# DIRECTIONS
Return the listing below exactly, with the pictures dropped.

# INFORMATION GIVEN
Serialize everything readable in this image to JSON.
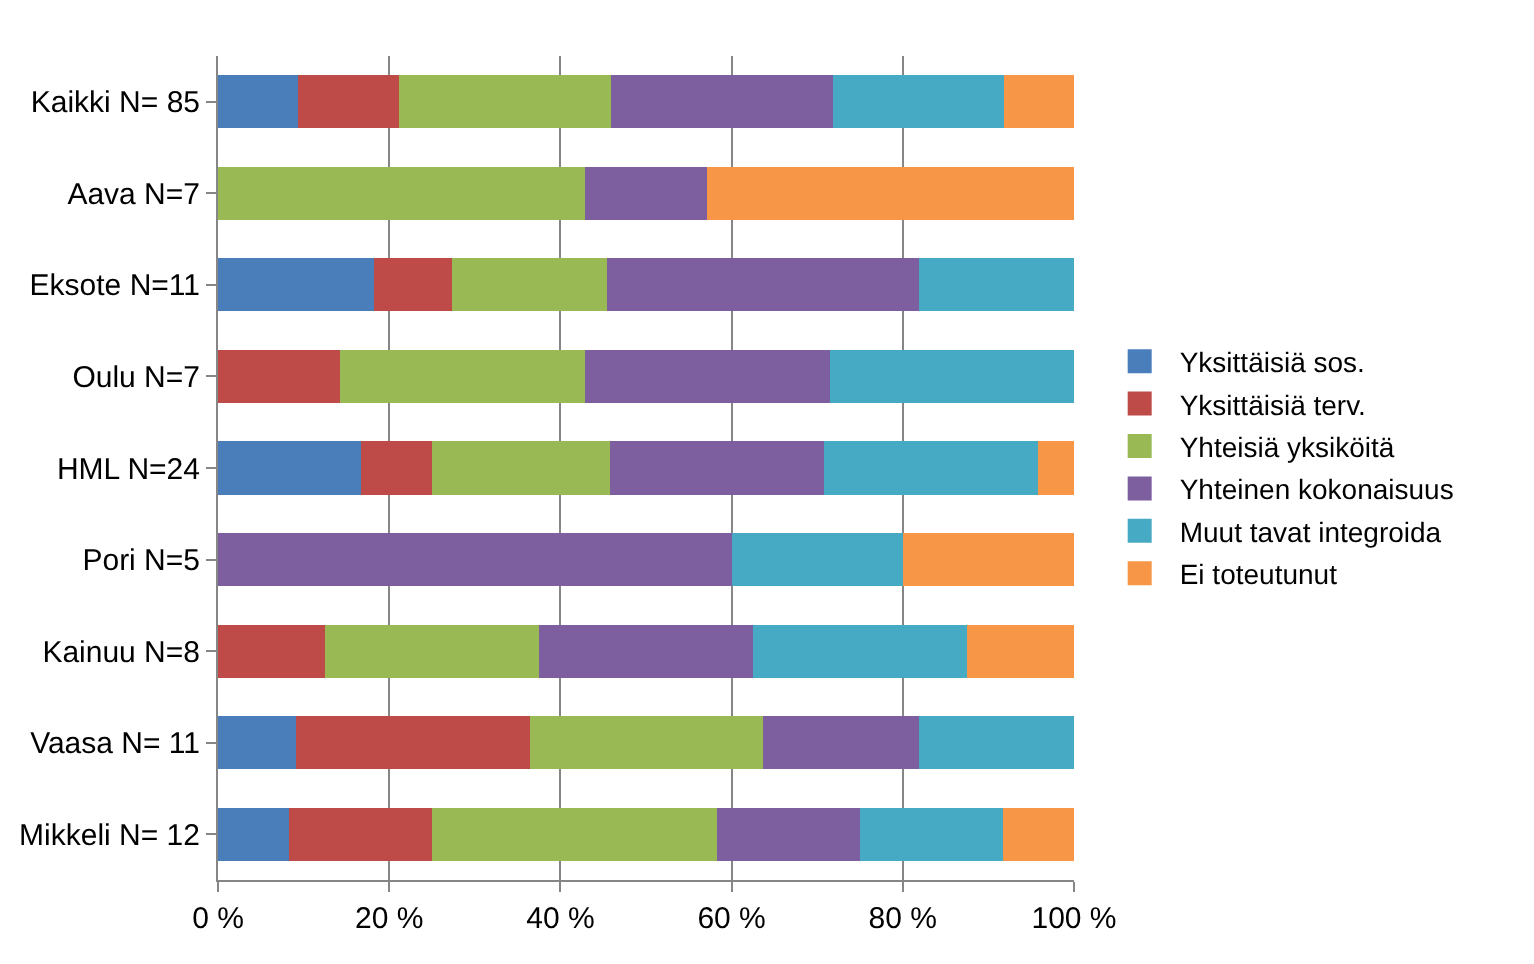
{
  "chart_data": {
    "type": "bar",
    "orientation": "horizontal",
    "stacked": true,
    "categories": [
      "Kaikki N= 85",
      "Aava N=7",
      "Eksote N=11",
      "Oulu N=7",
      "HML N=24",
      "Pori N=5",
      "Kainuu N=8",
      "Vaasa N= 11",
      "Mikkeli N= 12"
    ],
    "series": [
      {
        "name": "Yksittäisiä sos.",
        "color": "#4a7ebb",
        "values": [
          9.4,
          0,
          18.2,
          0,
          16.7,
          0,
          0,
          9.1,
          8.3
        ]
      },
      {
        "name": "Yksittäisiä terv.",
        "color": "#be4b48",
        "values": [
          11.8,
          0,
          9.1,
          14.3,
          8.3,
          0,
          12.5,
          27.3,
          16.7
        ]
      },
      {
        "name": "Yhteisiä yksiköitä",
        "color": "#98b954",
        "values": [
          24.7,
          42.9,
          18.2,
          28.6,
          20.8,
          0,
          25,
          27.3,
          33.3
        ]
      },
      {
        "name": "Yhteinen kokonaisuus",
        "color": "#7d5fa0",
        "values": [
          25.9,
          14.2,
          36.4,
          28.6,
          25,
          60,
          25,
          18.2,
          16.7
        ]
      },
      {
        "name": "Muut tavat integroida",
        "color": "#46aac5",
        "values": [
          20,
          0,
          18.1,
          28.5,
          25,
          20,
          25,
          18.1,
          16.7
        ]
      },
      {
        "name": "Ei toteutunut",
        "color": "#f79646",
        "values": [
          8.2,
          42.9,
          0,
          0,
          4.2,
          20,
          12.5,
          0,
          8.3
        ]
      }
    ],
    "xlim": [
      0,
      100
    ],
    "xticks": [
      {
        "value": 0,
        "label": "0 %"
      },
      {
        "value": 20,
        "label": "20 %"
      },
      {
        "value": 40,
        "label": "40 %"
      },
      {
        "value": 60,
        "label": "60 %"
      },
      {
        "value": 80,
        "label": "80 %"
      },
      {
        "value": 100,
        "label": "100 %"
      }
    ],
    "grid": "x",
    "legend": "right"
  }
}
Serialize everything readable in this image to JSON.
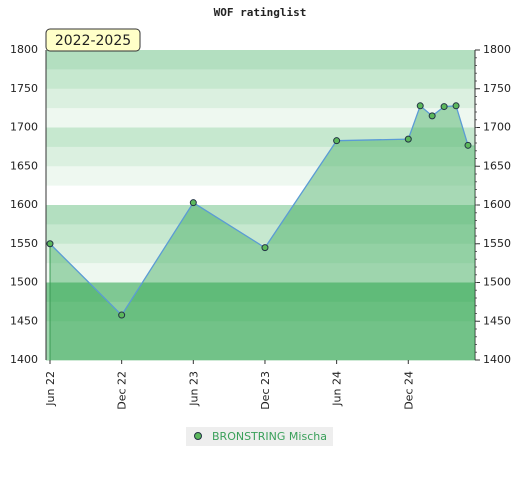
{
  "chart_data": {
    "type": "area",
    "title": "WOF ratinglist",
    "period": "2022-2025",
    "x": [
      "2022-06",
      "2022-12",
      "2023-06",
      "2023-12",
      "2024-06",
      "2024-12",
      "2025-01",
      "2025-02",
      "2025-03",
      "2025-04",
      "2025-05"
    ],
    "series": [
      {
        "name": "BRONSTRING Mischa",
        "color": "#5cb85c",
        "values": [
          1550,
          1458,
          1603,
          1545,
          1683,
          1685,
          1728,
          1715,
          1727,
          1728,
          1677
        ]
      }
    ],
    "xlim": [
      "2022-06",
      "2025-05"
    ],
    "xticks": [
      {
        "value": "2022-06",
        "label": "Jun 22"
      },
      {
        "value": "2022-12",
        "label": "Dec 22"
      },
      {
        "value": "2023-06",
        "label": "Jun 23"
      },
      {
        "value": "2023-12",
        "label": "Dec 23"
      },
      {
        "value": "2024-06",
        "label": "Jun 24"
      },
      {
        "value": "2024-12",
        "label": "Dec 24"
      }
    ],
    "ylim": [
      1400,
      1800
    ],
    "yticks": [
      1400,
      1450,
      1500,
      1550,
      1600,
      1650,
      1700,
      1750,
      1800
    ]
  }
}
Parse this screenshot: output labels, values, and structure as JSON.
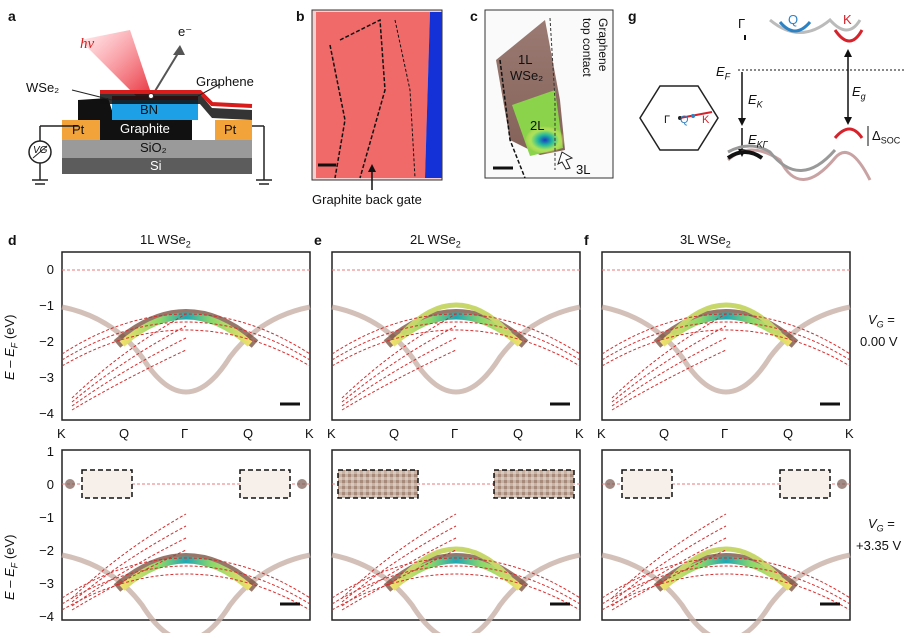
{
  "panels": {
    "a": {
      "label": "a",
      "hv": "hν",
      "electron": "e⁻",
      "wse2": "WSe₂",
      "graphene": "Graphene",
      "bn": "BN",
      "graphite": "Graphite",
      "pt_left": "Pt",
      "pt_right": "Pt",
      "sio2": "SiO₂",
      "si": "Si",
      "vg": "VG"
    },
    "b": {
      "label": "b",
      "caption": "Graphite back gate"
    },
    "c": {
      "label": "c",
      "l1": "1L",
      "wse2": "WSe₂",
      "l2": "2L",
      "l3": "3L",
      "contact1": "Graphene",
      "contact2": "top contact"
    },
    "g": {
      "label": "g",
      "gamma": "Γ",
      "q": "Q",
      "k": "K",
      "ef": "E",
      "ef_sub": "F",
      "ek": "E",
      "ek_sub": "K",
      "eg": "E",
      "eg_sub": "g",
      "ekg": "E",
      "ekg_sub": "KΓ",
      "dsoc": "Δ",
      "dsoc_sub": "SOC",
      "hex_gamma": "Γ",
      "hex_q": "Q",
      "hex_k": "K"
    },
    "d": {
      "label": "d",
      "title": "1L WSe",
      "title_sub": "2"
    },
    "e": {
      "label": "e",
      "title": "2L WSe",
      "title_sub": "2"
    },
    "f": {
      "label": "f",
      "title": "3L WSe",
      "title_sub": "2"
    }
  },
  "axes": {
    "ylabel_top": "E – E",
    "ylabel_top_sub": "F",
    "ylabel_top_unit": " (eV)",
    "ylabel_bot": "E – E",
    "ylabel_bot_sub": "F",
    "ylabel_bot_unit": " (eV)",
    "yticks_top": [
      "0",
      "−1",
      "−2",
      "−3",
      "−4"
    ],
    "yticks_bot": [
      "1",
      "0",
      "−1",
      "−2",
      "−3",
      "−4"
    ],
    "kpath": [
      "K",
      "Q",
      "Γ",
      "Q",
      "K"
    ]
  },
  "vg": {
    "top_label": "V",
    "top_sub": "G",
    "top_eq": " =",
    "top_value": "0.00 V",
    "bot_label": "V",
    "bot_sub": "G",
    "bot_eq": " =",
    "bot_value": "+3.35 V"
  },
  "colors": {
    "dft": "#d32f2f",
    "band": "#6b3d2a",
    "bn": "#1ea0e6",
    "graphene": "#d81b1b",
    "pt": "#f2a33a",
    "q": "#2b83c6",
    "k": "#d6222b"
  }
}
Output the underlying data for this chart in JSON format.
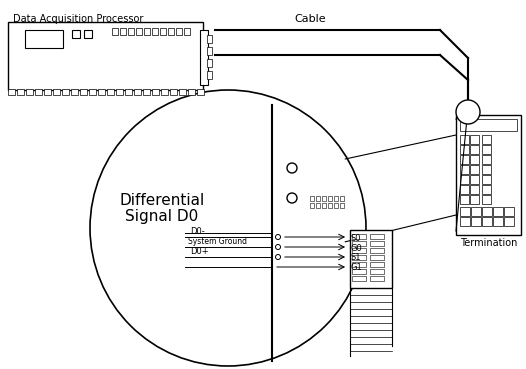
{
  "bg_color": "#ffffff",
  "lc": "#000000",
  "dap_label": "Data Acquisition Processor",
  "cable_label": "Cable",
  "termination_label": "Termination",
  "diff_line1": "Differential",
  "diff_line2": "Signal D0",
  "sig_labels": [
    "D0-",
    "System Ground",
    "D0+"
  ],
  "conn_labels": [
    "S0",
    "G0",
    "S1",
    "G1"
  ],
  "fs": 7,
  "fs_large": 11,
  "fs_small": 6
}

# CORRECT OUTPUT
Serialize everything readable in this image to JSON.
{
  "chart_data": {
    "type": "bar",
    "orientation": "horizontal",
    "stacked": true,
    "categories": [
      "Kaikki N= 85",
      "Aava N=7",
      "Eksote N=11",
      "Oulu N=7",
      "HML N=24",
      "Pori N=5",
      "Kainuu N=8",
      "Vaasa N= 11",
      "Mikkeli N= 12"
    ],
    "series": [
      {
        "name": "Yksittäisiä sos.",
        "color": "#4a7ebb",
        "values": [
          9.4,
          0,
          18.2,
          0,
          16.7,
          0,
          0,
          9.1,
          8.3
        ]
      },
      {
        "name": "Yksittäisiä terv.",
        "color": "#be4b48",
        "values": [
          11.8,
          0,
          9.1,
          14.3,
          8.3,
          0,
          12.5,
          27.3,
          16.7
        ]
      },
      {
        "name": "Yhteisiä yksiköitä",
        "color": "#98b954",
        "values": [
          24.7,
          42.9,
          18.2,
          28.6,
          20.8,
          0,
          25,
          27.3,
          33.3
        ]
      },
      {
        "name": "Yhteinen kokonaisuus",
        "color": "#7d5fa0",
        "values": [
          25.9,
          14.2,
          36.4,
          28.6,
          25,
          60,
          25,
          18.2,
          16.7
        ]
      },
      {
        "name": "Muut tavat integroida",
        "color": "#46aac5",
        "values": [
          20,
          0,
          18.1,
          28.5,
          25,
          20,
          25,
          18.1,
          16.7
        ]
      },
      {
        "name": "Ei toteutunut",
        "color": "#f79646",
        "values": [
          8.2,
          42.9,
          0,
          0,
          4.2,
          20,
          12.5,
          0,
          8.3
        ]
      }
    ],
    "xlim": [
      0,
      100
    ],
    "xticks": [
      {
        "value": 0,
        "label": "0 %"
      },
      {
        "value": 20,
        "label": "20 %"
      },
      {
        "value": 40,
        "label": "40 %"
      },
      {
        "value": 60,
        "label": "60 %"
      },
      {
        "value": 80,
        "label": "80 %"
      },
      {
        "value": 100,
        "label": "100 %"
      }
    ],
    "grid": "x",
    "legend": "right"
  }
}
Serialize everything readable in this image to JSON.
{
  "chart_data": {
    "type": "area",
    "title": "WOF ratinglist",
    "period": "2022-2025",
    "x": [
      "2022-06",
      "2022-12",
      "2023-06",
      "2023-12",
      "2024-06",
      "2024-12",
      "2025-01",
      "2025-02",
      "2025-03",
      "2025-04",
      "2025-05"
    ],
    "series": [
      {
        "name": "BRONSTRING Mischa",
        "color": "#5cb85c",
        "values": [
          1550,
          1458,
          1603,
          1545,
          1683,
          1685,
          1728,
          1715,
          1727,
          1728,
          1677
        ]
      }
    ],
    "xlim": [
      "2022-06",
      "2025-05"
    ],
    "xticks": [
      {
        "value": "2022-06",
        "label": "Jun 22"
      },
      {
        "value": "2022-12",
        "label": "Dec 22"
      },
      {
        "value": "2023-06",
        "label": "Jun 23"
      },
      {
        "value": "2023-12",
        "label": "Dec 23"
      },
      {
        "value": "2024-06",
        "label": "Jun 24"
      },
      {
        "value": "2024-12",
        "label": "Dec 24"
      }
    ],
    "ylim": [
      1400,
      1800
    ],
    "yticks": [
      1400,
      1450,
      1500,
      1550,
      1600,
      1650,
      1700,
      1750,
      1800
    ]
  }
}
Parse this screenshot: output labels, values, and structure as JSON.
{
  "panels": {
    "a": {
      "label": "a",
      "hv": "hν",
      "electron": "e⁻",
      "wse2": "WSe₂",
      "graphene": "Graphene",
      "bn": "BN",
      "graphite": "Graphite",
      "pt_left": "Pt",
      "pt_right": "Pt",
      "sio2": "SiO₂",
      "si": "Si",
      "vg": "VG"
    },
    "b": {
      "label": "b",
      "caption": "Graphite back gate"
    },
    "c": {
      "label": "c",
      "l1": "1L",
      "wse2": "WSe₂",
      "l2": "2L",
      "l3": "3L",
      "contact1": "Graphene",
      "contact2": "top contact"
    },
    "g": {
      "label": "g",
      "gamma": "Γ",
      "q": "Q",
      "k": "K",
      "ef": "E",
      "ef_sub": "F",
      "ek": "E",
      "ek_sub": "K",
      "eg": "E",
      "eg_sub": "g",
      "ekg": "E",
      "ekg_sub": "KΓ",
      "dsoc": "Δ",
      "dsoc_sub": "SOC",
      "hex_gamma": "Γ",
      "hex_q": "Q",
      "hex_k": "K"
    },
    "d": {
      "label": "d",
      "title": "1L WSe",
      "title_sub": "2"
    },
    "e": {
      "label": "e",
      "title": "2L WSe",
      "title_sub": "2"
    },
    "f": {
      "label": "f",
      "title": "3L WSe",
      "title_sub": "2"
    }
  },
  "axes": {
    "ylabel_top": "E – E",
    "ylabel_top_sub": "F",
    "ylabel_top_unit": " (eV)",
    "ylabel_bot": "E – E",
    "ylabel_bot_sub": "F",
    "ylabel_bot_unit": " (eV)",
    "yticks_top": [
      "0",
      "−1",
      "−2",
      "−3",
      "−4"
    ],
    "yticks_bot": [
      "1",
      "0",
      "−1",
      "−2",
      "−3",
      "−4"
    ],
    "kpath": [
      "K",
      "Q",
      "Γ",
      "Q",
      "K"
    ]
  },
  "vg": {
    "top_label": "V",
    "top_sub": "G",
    "top_eq": " =",
    "top_value": "0.00 V",
    "bot_label": "V",
    "bot_sub": "G",
    "bot_eq": " =",
    "bot_value": "+3.35 V"
  },
  "colors": {
    "dft": "#d32f2f",
    "band": "#6b3d2a",
    "bn": "#1ea0e6",
    "graphene": "#d81b1b",
    "pt": "#f2a33a",
    "q": "#2b83c6",
    "k": "#d6222b"
  }
}
Output the underlying data for this chart in JSON format.
{
  "bg_color": "#ffffff",
  "lc": "#000000",
  "dap_label": "Data Acquisition Processor",
  "cable_label": "Cable",
  "termination_label": "Termination",
  "diff_line1": "Differential",
  "diff_line2": "Signal D0",
  "sig_labels": [
    "D0-",
    "System Ground",
    "D0+"
  ],
  "conn_labels": [
    "S0",
    "G0",
    "S1",
    "G1"
  ],
  "fs": 7,
  "fs_large": 11,
  "fs_small": 6
}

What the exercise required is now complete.